***** Records shown

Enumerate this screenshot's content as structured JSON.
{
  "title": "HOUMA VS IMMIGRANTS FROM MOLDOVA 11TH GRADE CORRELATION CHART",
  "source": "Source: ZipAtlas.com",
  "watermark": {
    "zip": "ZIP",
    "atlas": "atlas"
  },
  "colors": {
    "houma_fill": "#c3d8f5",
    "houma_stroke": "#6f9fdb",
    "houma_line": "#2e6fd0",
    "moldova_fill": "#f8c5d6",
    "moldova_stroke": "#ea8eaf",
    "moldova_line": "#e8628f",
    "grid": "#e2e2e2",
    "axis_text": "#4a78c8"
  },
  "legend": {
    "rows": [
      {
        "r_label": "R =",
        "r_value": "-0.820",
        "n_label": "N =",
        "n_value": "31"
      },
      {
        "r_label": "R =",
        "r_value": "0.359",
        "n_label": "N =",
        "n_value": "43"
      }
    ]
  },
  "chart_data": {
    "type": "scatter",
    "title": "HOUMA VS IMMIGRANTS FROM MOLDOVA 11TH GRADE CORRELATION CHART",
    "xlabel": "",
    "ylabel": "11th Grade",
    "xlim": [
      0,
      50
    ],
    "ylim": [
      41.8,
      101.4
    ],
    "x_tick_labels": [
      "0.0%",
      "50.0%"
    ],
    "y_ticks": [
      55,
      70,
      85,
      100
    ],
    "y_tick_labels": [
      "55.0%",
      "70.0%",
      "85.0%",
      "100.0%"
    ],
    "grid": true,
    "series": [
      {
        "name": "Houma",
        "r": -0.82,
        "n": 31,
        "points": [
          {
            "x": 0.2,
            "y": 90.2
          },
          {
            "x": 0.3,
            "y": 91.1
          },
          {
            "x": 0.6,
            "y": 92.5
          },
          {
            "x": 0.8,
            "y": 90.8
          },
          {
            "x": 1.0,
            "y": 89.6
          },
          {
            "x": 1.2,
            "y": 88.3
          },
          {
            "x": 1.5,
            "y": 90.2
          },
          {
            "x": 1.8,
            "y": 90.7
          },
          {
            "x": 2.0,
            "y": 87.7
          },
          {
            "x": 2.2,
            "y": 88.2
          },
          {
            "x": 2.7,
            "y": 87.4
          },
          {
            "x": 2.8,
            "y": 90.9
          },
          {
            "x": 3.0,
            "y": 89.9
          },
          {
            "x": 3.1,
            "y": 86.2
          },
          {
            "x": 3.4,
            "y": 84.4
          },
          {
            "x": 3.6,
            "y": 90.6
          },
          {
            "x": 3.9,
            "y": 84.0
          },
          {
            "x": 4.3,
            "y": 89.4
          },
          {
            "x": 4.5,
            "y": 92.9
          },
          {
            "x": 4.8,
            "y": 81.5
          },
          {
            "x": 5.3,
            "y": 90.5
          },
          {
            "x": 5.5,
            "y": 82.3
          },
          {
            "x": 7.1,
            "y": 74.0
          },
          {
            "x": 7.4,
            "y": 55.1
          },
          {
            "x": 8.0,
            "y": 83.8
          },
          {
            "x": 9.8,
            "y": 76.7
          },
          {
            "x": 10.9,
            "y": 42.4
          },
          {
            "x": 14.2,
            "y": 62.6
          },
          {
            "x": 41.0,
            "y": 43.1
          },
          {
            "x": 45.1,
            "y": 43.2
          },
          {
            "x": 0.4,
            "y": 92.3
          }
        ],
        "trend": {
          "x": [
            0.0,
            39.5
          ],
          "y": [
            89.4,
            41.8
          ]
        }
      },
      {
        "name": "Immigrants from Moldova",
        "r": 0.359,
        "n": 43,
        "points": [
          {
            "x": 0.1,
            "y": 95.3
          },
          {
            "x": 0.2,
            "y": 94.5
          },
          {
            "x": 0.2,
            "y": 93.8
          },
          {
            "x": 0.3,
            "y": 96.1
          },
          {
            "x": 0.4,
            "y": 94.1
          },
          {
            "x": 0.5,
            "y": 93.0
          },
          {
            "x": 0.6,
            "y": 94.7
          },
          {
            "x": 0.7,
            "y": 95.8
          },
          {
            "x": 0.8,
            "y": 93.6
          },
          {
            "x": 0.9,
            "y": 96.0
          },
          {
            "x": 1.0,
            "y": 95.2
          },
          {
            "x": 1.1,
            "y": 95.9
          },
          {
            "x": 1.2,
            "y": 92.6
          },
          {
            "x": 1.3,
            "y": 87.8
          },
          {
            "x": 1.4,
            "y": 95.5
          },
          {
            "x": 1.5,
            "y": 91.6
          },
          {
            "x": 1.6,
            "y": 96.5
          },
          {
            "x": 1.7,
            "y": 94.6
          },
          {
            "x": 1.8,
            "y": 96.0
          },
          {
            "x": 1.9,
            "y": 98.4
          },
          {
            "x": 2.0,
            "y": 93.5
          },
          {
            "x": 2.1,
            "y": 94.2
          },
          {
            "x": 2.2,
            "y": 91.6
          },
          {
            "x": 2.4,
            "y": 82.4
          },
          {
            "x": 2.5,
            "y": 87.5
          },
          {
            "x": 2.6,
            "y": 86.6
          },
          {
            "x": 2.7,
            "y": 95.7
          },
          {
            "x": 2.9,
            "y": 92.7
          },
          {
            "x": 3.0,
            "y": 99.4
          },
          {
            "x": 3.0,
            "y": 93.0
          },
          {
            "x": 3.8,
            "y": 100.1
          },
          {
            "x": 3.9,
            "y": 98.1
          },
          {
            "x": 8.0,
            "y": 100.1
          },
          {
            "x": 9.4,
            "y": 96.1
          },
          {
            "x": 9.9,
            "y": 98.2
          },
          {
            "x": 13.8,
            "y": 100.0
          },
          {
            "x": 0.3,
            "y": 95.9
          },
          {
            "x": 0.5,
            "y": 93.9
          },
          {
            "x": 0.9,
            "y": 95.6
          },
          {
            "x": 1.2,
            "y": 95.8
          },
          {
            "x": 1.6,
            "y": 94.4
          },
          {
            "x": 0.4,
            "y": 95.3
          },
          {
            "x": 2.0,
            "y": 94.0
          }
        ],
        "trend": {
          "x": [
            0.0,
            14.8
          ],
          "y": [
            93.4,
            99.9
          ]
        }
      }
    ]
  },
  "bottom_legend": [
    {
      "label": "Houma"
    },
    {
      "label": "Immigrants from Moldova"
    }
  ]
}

**********

- [Directive] Copy all the records above exactly, missing none.

- [Complete response]
Enumerate this screenshot's content as structured JSON.
{
  "title": "HOUMA VS IMMIGRANTS FROM MOLDOVA 11TH GRADE CORRELATION CHART",
  "source": "Source: ZipAtlas.com",
  "watermark": {
    "zip": "ZIP",
    "atlas": "atlas"
  },
  "colors": {
    "houma_fill": "#c3d8f5",
    "houma_stroke": "#6f9fdb",
    "houma_line": "#2e6fd0",
    "moldova_fill": "#f8c5d6",
    "moldova_stroke": "#ea8eaf",
    "moldova_line": "#e8628f",
    "grid": "#e2e2e2",
    "axis_text": "#4a78c8"
  },
  "legend": {
    "rows": [
      {
        "r_label": "R =",
        "r_value": "-0.820",
        "n_label": "N =",
        "n_value": "31"
      },
      {
        "r_label": "R =",
        "r_value": "0.359",
        "n_label": "N =",
        "n_value": "43"
      }
    ]
  },
  "chart_data": {
    "type": "scatter",
    "title": "HOUMA VS IMMIGRANTS FROM MOLDOVA 11TH GRADE CORRELATION CHART",
    "xlabel": "",
    "ylabel": "11th Grade",
    "xlim": [
      0,
      50
    ],
    "ylim": [
      41.8,
      101.4
    ],
    "x_tick_labels": [
      "0.0%",
      "50.0%"
    ],
    "y_ticks": [
      55,
      70,
      85,
      100
    ],
    "y_tick_labels": [
      "55.0%",
      "70.0%",
      "85.0%",
      "100.0%"
    ],
    "grid": true,
    "series": [
      {
        "name": "Houma",
        "r": -0.82,
        "n": 31,
        "points": [
          {
            "x": 0.2,
            "y": 90.2
          },
          {
            "x": 0.3,
            "y": 91.1
          },
          {
            "x": 0.6,
            "y": 92.5
          },
          {
            "x": 0.8,
            "y": 90.8
          },
          {
            "x": 1.0,
            "y": 89.6
          },
          {
            "x": 1.2,
            "y": 88.3
          },
          {
            "x": 1.5,
            "y": 90.2
          },
          {
            "x": 1.8,
            "y": 90.7
          },
          {
            "x": 2.0,
            "y": 87.7
          },
          {
            "x": 2.2,
            "y": 88.2
          },
          {
            "x": 2.7,
            "y": 87.4
          },
          {
            "x": 2.8,
            "y": 90.9
          },
          {
            "x": 3.0,
            "y": 89.9
          },
          {
            "x": 3.1,
            "y": 86.2
          },
          {
            "x": 3.4,
            "y": 84.4
          },
          {
            "x": 3.6,
            "y": 90.6
          },
          {
            "x": 3.9,
            "y": 84.0
          },
          {
            "x": 4.3,
            "y": 89.4
          },
          {
            "x": 4.5,
            "y": 92.9
          },
          {
            "x": 4.8,
            "y": 81.5
          },
          {
            "x": 5.3,
            "y": 90.5
          },
          {
            "x": 5.5,
            "y": 82.3
          },
          {
            "x": 7.1,
            "y": 74.0
          },
          {
            "x": 7.4,
            "y": 55.1
          },
          {
            "x": 8.0,
            "y": 83.8
          },
          {
            "x": 9.8,
            "y": 76.7
          },
          {
            "x": 10.9,
            "y": 42.4
          },
          {
            "x": 14.2,
            "y": 62.6
          },
          {
            "x": 41.0,
            "y": 43.1
          },
          {
            "x": 45.1,
            "y": 43.2
          },
          {
            "x": 0.4,
            "y": 92.3
          }
        ],
        "trend": {
          "x": [
            0.0,
            39.5
          ],
          "y": [
            89.4,
            41.8
          ]
        }
      },
      {
        "name": "Immigrants from Moldova",
        "r": 0.359,
        "n": 43,
        "points": [
          {
            "x": 0.1,
            "y": 95.3
          },
          {
            "x": 0.2,
            "y": 94.5
          },
          {
            "x": 0.2,
            "y": 93.8
          },
          {
            "x": 0.3,
            "y": 96.1
          },
          {
            "x": 0.4,
            "y": 94.1
          },
          {
            "x": 0.5,
            "y": 93.0
          },
          {
            "x": 0.6,
            "y": 94.7
          },
          {
            "x": 0.7,
            "y": 95.8
          },
          {
            "x": 0.8,
            "y": 93.6
          },
          {
            "x": 0.9,
            "y": 96.0
          },
          {
            "x": 1.0,
            "y": 95.2
          },
          {
            "x": 1.1,
            "y": 95.9
          },
          {
            "x": 1.2,
            "y": 92.6
          },
          {
            "x": 1.3,
            "y": 87.8
          },
          {
            "x": 1.4,
            "y": 95.5
          },
          {
            "x": 1.5,
            "y": 91.6
          },
          {
            "x": 1.6,
            "y": 96.5
          },
          {
            "x": 1.7,
            "y": 94.6
          },
          {
            "x": 1.8,
            "y": 96.0
          },
          {
            "x": 1.9,
            "y": 98.4
          },
          {
            "x": 2.0,
            "y": 93.5
          },
          {
            "x": 2.1,
            "y": 94.2
          },
          {
            "x": 2.2,
            "y": 91.6
          },
          {
            "x": 2.4,
            "y": 82.4
          },
          {
            "x": 2.5,
            "y": 87.5
          },
          {
            "x": 2.6,
            "y": 86.6
          },
          {
            "x": 2.7,
            "y": 95.7
          },
          {
            "x": 2.9,
            "y": 92.7
          },
          {
            "x": 3.0,
            "y": 99.4
          },
          {
            "x": 3.0,
            "y": 93.0
          },
          {
            "x": 3.8,
            "y": 100.1
          },
          {
            "x": 3.9,
            "y": 98.1
          },
          {
            "x": 8.0,
            "y": 100.1
          },
          {
            "x": 9.4,
            "y": 96.1
          },
          {
            "x": 9.9,
            "y": 98.2
          },
          {
            "x": 13.8,
            "y": 100.0
          },
          {
            "x": 0.3,
            "y": 95.9
          },
          {
            "x": 0.5,
            "y": 93.9
          },
          {
            "x": 0.9,
            "y": 95.6
          },
          {
            "x": 1.2,
            "y": 95.8
          },
          {
            "x": 1.6,
            "y": 94.4
          },
          {
            "x": 0.4,
            "y": 95.3
          },
          {
            "x": 2.0,
            "y": 94.0
          }
        ],
        "trend": {
          "x": [
            0.0,
            14.8
          ],
          "y": [
            93.4,
            99.9
          ]
        }
      }
    ]
  },
  "bottom_legend": [
    {
      "label": "Houma"
    },
    {
      "label": "Immigrants from Moldova"
    }
  ]
}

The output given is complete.